Given data
■ ■ ■ ■

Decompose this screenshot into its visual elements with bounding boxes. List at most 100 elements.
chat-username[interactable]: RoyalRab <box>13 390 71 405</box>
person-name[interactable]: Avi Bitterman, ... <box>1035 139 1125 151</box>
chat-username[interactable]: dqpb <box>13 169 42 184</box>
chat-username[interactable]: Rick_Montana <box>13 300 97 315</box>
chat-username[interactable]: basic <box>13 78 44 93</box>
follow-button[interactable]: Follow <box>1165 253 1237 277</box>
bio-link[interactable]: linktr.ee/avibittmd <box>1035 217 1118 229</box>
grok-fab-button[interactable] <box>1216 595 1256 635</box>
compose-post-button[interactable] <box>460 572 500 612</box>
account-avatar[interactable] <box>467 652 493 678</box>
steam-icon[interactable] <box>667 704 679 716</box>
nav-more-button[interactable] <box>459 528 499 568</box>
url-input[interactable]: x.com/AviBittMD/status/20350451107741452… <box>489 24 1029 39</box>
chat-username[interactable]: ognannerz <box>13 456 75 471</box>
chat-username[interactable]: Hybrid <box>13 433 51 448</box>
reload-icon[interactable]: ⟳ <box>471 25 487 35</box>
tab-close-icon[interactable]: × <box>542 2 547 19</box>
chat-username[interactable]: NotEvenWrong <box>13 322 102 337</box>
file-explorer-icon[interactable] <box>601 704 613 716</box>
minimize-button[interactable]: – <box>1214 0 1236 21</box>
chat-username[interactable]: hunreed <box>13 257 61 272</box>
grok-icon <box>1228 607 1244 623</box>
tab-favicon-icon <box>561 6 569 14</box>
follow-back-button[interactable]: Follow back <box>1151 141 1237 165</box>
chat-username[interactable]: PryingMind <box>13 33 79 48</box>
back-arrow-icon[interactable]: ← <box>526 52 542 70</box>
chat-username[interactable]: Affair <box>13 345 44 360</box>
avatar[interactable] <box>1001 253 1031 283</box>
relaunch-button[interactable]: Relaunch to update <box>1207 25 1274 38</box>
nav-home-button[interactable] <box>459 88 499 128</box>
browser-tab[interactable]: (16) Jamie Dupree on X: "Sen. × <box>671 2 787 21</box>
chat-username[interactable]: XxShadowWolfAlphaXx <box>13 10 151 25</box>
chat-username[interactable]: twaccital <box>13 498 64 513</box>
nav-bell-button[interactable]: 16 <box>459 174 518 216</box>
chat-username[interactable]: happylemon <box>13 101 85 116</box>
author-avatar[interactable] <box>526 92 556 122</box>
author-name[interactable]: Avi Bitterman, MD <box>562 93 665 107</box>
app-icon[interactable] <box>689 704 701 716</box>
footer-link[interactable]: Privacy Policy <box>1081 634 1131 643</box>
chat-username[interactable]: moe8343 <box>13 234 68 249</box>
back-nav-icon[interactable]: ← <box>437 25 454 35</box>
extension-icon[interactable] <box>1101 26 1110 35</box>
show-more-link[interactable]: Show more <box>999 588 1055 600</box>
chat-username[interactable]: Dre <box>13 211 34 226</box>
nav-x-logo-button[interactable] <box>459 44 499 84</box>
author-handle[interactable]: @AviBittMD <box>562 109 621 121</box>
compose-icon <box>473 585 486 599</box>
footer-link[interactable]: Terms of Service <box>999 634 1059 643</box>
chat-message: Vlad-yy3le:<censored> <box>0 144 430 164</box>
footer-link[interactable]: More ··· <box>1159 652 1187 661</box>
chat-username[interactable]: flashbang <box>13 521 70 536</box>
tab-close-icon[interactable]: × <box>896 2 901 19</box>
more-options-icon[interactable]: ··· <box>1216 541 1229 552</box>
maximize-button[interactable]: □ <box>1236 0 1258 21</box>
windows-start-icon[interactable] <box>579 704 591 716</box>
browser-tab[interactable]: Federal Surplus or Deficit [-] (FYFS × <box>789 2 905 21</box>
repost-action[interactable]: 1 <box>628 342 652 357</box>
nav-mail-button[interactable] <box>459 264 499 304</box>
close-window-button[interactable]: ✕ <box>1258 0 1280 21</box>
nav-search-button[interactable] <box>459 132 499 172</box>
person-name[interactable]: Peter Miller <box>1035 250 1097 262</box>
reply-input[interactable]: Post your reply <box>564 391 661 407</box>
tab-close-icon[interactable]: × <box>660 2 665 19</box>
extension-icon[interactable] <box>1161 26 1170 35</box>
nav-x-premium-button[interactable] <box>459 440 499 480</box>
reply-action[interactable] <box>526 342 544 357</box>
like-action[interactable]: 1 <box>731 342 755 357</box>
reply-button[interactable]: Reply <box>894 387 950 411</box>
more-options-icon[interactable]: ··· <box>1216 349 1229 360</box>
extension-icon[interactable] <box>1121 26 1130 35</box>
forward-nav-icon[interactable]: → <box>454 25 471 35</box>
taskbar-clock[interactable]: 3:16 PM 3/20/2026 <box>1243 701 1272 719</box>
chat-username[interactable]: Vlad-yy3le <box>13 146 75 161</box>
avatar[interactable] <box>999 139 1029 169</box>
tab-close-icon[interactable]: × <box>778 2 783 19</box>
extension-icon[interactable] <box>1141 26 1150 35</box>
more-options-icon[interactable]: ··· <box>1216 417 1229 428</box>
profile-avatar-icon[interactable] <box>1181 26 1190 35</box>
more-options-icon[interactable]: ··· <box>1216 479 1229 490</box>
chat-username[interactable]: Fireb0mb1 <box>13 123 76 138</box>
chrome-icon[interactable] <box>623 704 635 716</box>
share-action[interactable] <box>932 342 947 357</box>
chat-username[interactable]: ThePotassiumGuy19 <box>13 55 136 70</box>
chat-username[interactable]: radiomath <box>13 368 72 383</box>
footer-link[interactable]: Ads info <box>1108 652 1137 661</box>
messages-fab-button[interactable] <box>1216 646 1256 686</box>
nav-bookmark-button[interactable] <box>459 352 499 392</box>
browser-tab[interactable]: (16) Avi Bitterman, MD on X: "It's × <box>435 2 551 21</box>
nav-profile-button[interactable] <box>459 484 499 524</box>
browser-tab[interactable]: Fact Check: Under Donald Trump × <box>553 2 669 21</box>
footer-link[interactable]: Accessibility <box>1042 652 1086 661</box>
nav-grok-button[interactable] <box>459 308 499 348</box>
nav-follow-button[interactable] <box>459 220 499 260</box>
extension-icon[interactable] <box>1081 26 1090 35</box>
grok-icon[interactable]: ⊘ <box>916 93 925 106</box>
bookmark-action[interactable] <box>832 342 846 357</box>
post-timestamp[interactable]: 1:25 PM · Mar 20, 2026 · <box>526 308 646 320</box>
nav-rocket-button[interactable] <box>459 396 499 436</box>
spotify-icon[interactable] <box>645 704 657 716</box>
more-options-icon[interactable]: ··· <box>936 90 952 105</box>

■ ■ ■ ■

Exercise objective
Copy out the data word for word, from its first line up to and including the line that contains "follow-button[interactable]: Follow <box>1165".

Solution
Decompose this screenshot into its visual elements with bounding boxes. List at most 100 elements.
chat-username[interactable]: RoyalRab <box>13 390 71 405</box>
person-name[interactable]: Avi Bitterman, ... <box>1035 139 1125 151</box>
chat-username[interactable]: dqpb <box>13 169 42 184</box>
chat-username[interactable]: Rick_Montana <box>13 300 97 315</box>
chat-username[interactable]: basic <box>13 78 44 93</box>
follow-button[interactable]: Follow <box>1165 253 1237 277</box>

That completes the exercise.